__Written task__. Leave the pictures out, and retype all of the material exactly as written.
☆ ☆ ☆ ☆
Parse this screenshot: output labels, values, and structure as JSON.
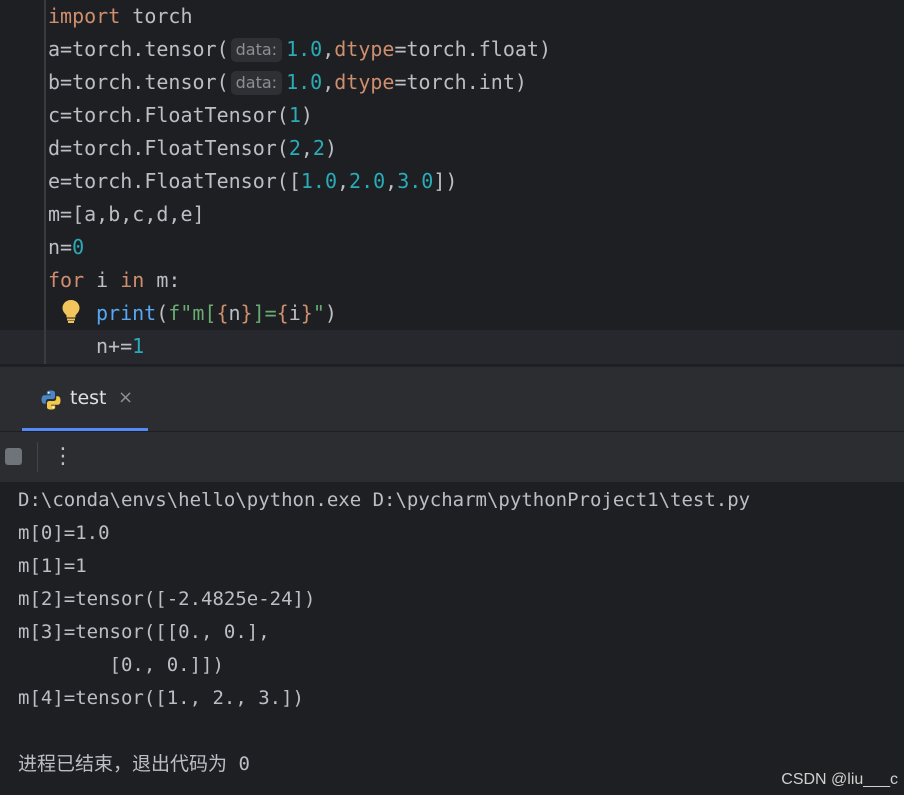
{
  "editor": {
    "line_import": [
      "import",
      " torch"
    ],
    "line_a": {
      "prefix": "a=torch.tensor(",
      "hint": "data:",
      "num": "1.0",
      "comma": ",",
      "param": "dtype",
      "rest": "=torch.float)"
    },
    "line_b": {
      "prefix": "b=torch.tensor(",
      "hint": "data:",
      "num": "1.0",
      "comma": ",",
      "param": "dtype",
      "rest": "=torch.int)"
    },
    "line_c": {
      "prefix": "c=torch.FloatTensor(",
      "num": "1",
      "suffix": ")"
    },
    "line_d": {
      "prefix": "d=torch.FloatTensor(",
      "num1": "2",
      "comma": ",",
      "num2": "2",
      "suffix": ")"
    },
    "line_e": {
      "prefix": "e=torch.FloatTensor([",
      "n1": "1.0",
      "c1": ",",
      "n2": "2.0",
      "c2": ",",
      "n3": "3.0",
      "suffix": "])"
    },
    "line_m": "m=[a,b,c,d,e]",
    "line_n": {
      "prefix": "n=",
      "num": "0"
    },
    "line_for": {
      "kw1": "for",
      "mid1": " i ",
      "kw2": "in",
      "mid2": " m:"
    },
    "line_print": {
      "fn": "print",
      "open": "(",
      "s1": "f\"m[",
      "b1": "{",
      "v1": "n",
      "b2": "}",
      "s2": "]=",
      "b3": "{",
      "v2": "i",
      "b4": "}",
      "s3": "\"",
      "close": ")"
    },
    "line_inc": {
      "prefix": "n+=",
      "num": "1"
    }
  },
  "run_tab": {
    "label": "test",
    "close": "×"
  },
  "toolbar": {
    "more": "⋮"
  },
  "console": {
    "lines": [
      "D:\\conda\\envs\\hello\\python.exe D:\\pycharm\\pythonProject1\\test.py",
      "m[0]=1.0",
      "m[1]=1",
      "m[2]=tensor([-2.4825e-24])",
      "m[3]=tensor([[0., 0.],",
      "        [0., 0.]])",
      "m[4]=tensor([1., 2., 3.])"
    ],
    "exit": "进程已结束，退出代码为 0"
  },
  "watermark": "CSDN @liu___c",
  "icons": {
    "bulb": "lightbulb-icon",
    "python": "python-icon",
    "close": "close-icon",
    "stop": "stop-icon",
    "more": "more-vertical-icon"
  },
  "colors": {
    "keyword": "#cf8e6d",
    "number": "#2aacb8",
    "string": "#6aab73",
    "function": "#56a8f5",
    "accent": "#548af7"
  }
}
☆ ☆ ☆ ☆
__Complete answer__.
Parse this screenshot: output labels, values, and structure as JSON.
{
  "editor": {
    "line_import": [
      "import",
      " torch"
    ],
    "line_a": {
      "prefix": "a=torch.tensor(",
      "hint": "data:",
      "num": "1.0",
      "comma": ",",
      "param": "dtype",
      "rest": "=torch.float)"
    },
    "line_b": {
      "prefix": "b=torch.tensor(",
      "hint": "data:",
      "num": "1.0",
      "comma": ",",
      "param": "dtype",
      "rest": "=torch.int)"
    },
    "line_c": {
      "prefix": "c=torch.FloatTensor(",
      "num": "1",
      "suffix": ")"
    },
    "line_d": {
      "prefix": "d=torch.FloatTensor(",
      "num1": "2",
      "comma": ",",
      "num2": "2",
      "suffix": ")"
    },
    "line_e": {
      "prefix": "e=torch.FloatTensor([",
      "n1": "1.0",
      "c1": ",",
      "n2": "2.0",
      "c2": ",",
      "n3": "3.0",
      "suffix": "])"
    },
    "line_m": "m=[a,b,c,d,e]",
    "line_n": {
      "prefix": "n=",
      "num": "0"
    },
    "line_for": {
      "kw1": "for",
      "mid1": " i ",
      "kw2": "in",
      "mid2": " m:"
    },
    "line_print": {
      "fn": "print",
      "open": "(",
      "s1": "f\"m[",
      "b1": "{",
      "v1": "n",
      "b2": "}",
      "s2": "]=",
      "b3": "{",
      "v2": "i",
      "b4": "}",
      "s3": "\"",
      "close": ")"
    },
    "line_inc": {
      "prefix": "n+=",
      "num": "1"
    }
  },
  "run_tab": {
    "label": "test",
    "close": "×"
  },
  "toolbar": {
    "more": "⋮"
  },
  "console": {
    "lines": [
      "D:\\conda\\envs\\hello\\python.exe D:\\pycharm\\pythonProject1\\test.py",
      "m[0]=1.0",
      "m[1]=1",
      "m[2]=tensor([-2.4825e-24])",
      "m[3]=tensor([[0., 0.],",
      "        [0., 0.]])",
      "m[4]=tensor([1., 2., 3.])"
    ],
    "exit": "进程已结束，退出代码为 0"
  },
  "watermark": "CSDN @liu___c",
  "icons": {
    "bulb": "lightbulb-icon",
    "python": "python-icon",
    "close": "close-icon",
    "stop": "stop-icon",
    "more": "more-vertical-icon"
  },
  "colors": {
    "keyword": "#cf8e6d",
    "number": "#2aacb8",
    "string": "#6aab73",
    "function": "#56a8f5",
    "accent": "#548af7"
  }
}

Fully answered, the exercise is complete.